Exercise description:
Everything from the line that contains "Give me the" through the final line of the records should be written out exactly, and nothing outside that span.

Items from a figure collection:
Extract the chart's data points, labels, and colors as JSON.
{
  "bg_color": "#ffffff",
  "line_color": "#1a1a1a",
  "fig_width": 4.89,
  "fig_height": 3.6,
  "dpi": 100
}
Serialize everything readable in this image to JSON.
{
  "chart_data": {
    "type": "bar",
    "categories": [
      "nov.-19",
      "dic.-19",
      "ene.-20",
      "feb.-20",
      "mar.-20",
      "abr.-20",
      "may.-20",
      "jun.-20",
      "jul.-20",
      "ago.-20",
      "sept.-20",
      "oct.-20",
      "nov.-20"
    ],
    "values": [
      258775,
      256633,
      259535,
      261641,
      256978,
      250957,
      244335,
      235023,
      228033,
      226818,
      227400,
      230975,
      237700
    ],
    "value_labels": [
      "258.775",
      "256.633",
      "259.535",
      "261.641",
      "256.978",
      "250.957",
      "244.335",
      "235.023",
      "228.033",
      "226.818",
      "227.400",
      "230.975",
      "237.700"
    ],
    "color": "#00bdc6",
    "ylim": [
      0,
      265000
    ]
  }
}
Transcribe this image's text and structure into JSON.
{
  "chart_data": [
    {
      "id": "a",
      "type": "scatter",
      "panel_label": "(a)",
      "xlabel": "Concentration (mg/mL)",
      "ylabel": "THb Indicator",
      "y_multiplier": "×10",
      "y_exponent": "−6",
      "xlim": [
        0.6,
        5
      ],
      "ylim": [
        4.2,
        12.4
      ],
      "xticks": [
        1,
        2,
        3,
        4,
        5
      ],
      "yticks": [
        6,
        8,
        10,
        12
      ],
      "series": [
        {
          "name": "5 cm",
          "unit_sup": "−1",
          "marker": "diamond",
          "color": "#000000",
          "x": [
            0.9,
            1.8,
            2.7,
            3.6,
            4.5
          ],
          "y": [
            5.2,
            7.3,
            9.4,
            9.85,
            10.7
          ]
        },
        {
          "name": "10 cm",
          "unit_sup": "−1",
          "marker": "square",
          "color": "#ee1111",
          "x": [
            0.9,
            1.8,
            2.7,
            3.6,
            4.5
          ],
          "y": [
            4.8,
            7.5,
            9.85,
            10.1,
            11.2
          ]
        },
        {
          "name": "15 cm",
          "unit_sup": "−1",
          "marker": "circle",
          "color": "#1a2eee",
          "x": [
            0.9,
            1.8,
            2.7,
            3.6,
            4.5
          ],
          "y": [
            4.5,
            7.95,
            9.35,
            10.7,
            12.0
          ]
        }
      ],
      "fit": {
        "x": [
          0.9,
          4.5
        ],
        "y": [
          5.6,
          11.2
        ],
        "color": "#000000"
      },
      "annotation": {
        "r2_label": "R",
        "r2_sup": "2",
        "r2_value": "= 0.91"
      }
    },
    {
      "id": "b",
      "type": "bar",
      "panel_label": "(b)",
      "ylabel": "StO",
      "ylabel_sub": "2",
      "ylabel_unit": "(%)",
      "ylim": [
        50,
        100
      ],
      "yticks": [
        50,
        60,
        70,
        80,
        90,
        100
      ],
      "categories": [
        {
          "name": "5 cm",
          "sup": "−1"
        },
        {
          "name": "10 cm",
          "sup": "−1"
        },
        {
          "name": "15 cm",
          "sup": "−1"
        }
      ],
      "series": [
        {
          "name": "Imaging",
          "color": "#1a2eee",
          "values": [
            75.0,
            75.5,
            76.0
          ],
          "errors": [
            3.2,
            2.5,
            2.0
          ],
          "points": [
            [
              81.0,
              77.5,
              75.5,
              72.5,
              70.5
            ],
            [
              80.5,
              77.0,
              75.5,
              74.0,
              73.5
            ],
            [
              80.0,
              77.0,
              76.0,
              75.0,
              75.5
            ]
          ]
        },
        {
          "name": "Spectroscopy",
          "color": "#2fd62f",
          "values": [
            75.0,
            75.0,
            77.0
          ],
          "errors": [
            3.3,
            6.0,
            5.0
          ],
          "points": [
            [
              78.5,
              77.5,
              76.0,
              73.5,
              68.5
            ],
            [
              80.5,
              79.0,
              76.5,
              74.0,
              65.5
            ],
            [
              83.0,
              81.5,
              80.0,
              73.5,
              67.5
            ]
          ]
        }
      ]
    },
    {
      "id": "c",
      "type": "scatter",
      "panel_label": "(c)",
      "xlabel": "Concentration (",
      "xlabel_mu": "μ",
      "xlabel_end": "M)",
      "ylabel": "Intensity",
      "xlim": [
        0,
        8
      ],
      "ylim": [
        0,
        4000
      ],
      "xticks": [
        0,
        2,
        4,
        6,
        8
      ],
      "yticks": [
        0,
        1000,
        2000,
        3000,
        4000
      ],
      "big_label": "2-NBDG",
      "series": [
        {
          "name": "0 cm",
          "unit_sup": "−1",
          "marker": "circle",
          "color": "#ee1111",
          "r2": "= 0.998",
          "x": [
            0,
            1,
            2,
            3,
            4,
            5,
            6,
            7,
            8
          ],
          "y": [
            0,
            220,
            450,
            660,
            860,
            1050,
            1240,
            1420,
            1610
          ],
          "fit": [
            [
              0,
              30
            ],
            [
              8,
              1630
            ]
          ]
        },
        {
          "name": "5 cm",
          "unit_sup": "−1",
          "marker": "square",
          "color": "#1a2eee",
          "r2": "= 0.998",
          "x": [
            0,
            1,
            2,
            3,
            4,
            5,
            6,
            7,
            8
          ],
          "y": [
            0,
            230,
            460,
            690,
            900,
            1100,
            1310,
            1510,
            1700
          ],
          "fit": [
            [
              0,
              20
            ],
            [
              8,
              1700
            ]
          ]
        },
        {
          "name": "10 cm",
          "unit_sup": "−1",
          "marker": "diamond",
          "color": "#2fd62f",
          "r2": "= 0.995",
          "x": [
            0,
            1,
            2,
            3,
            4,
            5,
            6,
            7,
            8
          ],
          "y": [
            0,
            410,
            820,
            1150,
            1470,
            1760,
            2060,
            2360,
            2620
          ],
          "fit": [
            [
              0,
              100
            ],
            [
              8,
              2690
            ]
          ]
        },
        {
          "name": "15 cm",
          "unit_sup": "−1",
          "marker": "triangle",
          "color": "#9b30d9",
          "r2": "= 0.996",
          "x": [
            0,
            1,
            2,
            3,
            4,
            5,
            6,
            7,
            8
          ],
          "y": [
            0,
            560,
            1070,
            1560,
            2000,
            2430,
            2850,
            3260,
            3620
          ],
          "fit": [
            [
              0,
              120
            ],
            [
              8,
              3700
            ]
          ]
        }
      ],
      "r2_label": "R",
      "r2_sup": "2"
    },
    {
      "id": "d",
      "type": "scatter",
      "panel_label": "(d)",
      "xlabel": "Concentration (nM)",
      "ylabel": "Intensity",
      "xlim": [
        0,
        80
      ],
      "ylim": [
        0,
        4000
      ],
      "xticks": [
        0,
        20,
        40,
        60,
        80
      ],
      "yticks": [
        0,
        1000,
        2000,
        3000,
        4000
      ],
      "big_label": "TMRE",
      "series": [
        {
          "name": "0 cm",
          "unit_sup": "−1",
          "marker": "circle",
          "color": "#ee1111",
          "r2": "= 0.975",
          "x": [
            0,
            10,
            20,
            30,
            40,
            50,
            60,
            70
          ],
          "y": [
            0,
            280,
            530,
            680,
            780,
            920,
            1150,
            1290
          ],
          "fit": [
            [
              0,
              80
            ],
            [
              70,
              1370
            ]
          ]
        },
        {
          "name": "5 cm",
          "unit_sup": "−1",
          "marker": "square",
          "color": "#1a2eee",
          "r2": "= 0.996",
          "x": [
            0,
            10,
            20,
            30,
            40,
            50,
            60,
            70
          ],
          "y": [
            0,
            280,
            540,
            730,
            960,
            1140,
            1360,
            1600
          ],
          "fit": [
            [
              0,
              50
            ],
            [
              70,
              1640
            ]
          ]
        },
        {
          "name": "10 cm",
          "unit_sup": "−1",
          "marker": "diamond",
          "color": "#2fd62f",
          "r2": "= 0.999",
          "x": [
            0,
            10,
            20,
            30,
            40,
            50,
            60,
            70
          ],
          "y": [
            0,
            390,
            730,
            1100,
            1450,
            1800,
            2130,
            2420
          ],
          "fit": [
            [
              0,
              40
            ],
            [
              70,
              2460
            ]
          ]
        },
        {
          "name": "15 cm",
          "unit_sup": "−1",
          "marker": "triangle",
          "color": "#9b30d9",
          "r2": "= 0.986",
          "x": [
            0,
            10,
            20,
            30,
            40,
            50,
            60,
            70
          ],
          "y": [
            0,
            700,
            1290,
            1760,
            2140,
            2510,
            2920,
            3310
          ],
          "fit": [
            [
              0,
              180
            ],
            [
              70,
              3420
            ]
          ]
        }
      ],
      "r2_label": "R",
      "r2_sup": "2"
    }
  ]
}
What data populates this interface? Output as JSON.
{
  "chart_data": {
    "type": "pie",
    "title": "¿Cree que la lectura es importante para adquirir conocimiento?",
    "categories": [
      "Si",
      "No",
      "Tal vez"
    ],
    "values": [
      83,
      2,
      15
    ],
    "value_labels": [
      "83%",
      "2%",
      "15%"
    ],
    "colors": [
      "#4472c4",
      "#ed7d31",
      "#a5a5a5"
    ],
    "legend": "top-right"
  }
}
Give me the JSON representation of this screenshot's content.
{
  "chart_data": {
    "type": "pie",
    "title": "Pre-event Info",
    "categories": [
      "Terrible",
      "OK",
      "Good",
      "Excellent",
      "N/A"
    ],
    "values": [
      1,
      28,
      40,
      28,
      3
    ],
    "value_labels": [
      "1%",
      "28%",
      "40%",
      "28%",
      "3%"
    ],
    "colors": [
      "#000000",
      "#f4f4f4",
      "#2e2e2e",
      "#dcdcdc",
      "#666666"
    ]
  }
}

Exercise solution:
Give me the JSON representation of this screenshot's content.
{
  "chart_data": {
    "type": "pie",
    "title": "Pre-event Info",
    "categories": [
      "Terrible",
      "OK",
      "Good",
      "Excellent",
      "N/A"
    ],
    "values": [
      1,
      28,
      40,
      28,
      3
    ],
    "value_labels": [
      "1%",
      "28%",
      "40%",
      "28%",
      "3%"
    ],
    "colors": [
      "#000000",
      "#f4f4f4",
      "#2e2e2e",
      "#dcdcdc",
      "#666666"
    ]
  }
}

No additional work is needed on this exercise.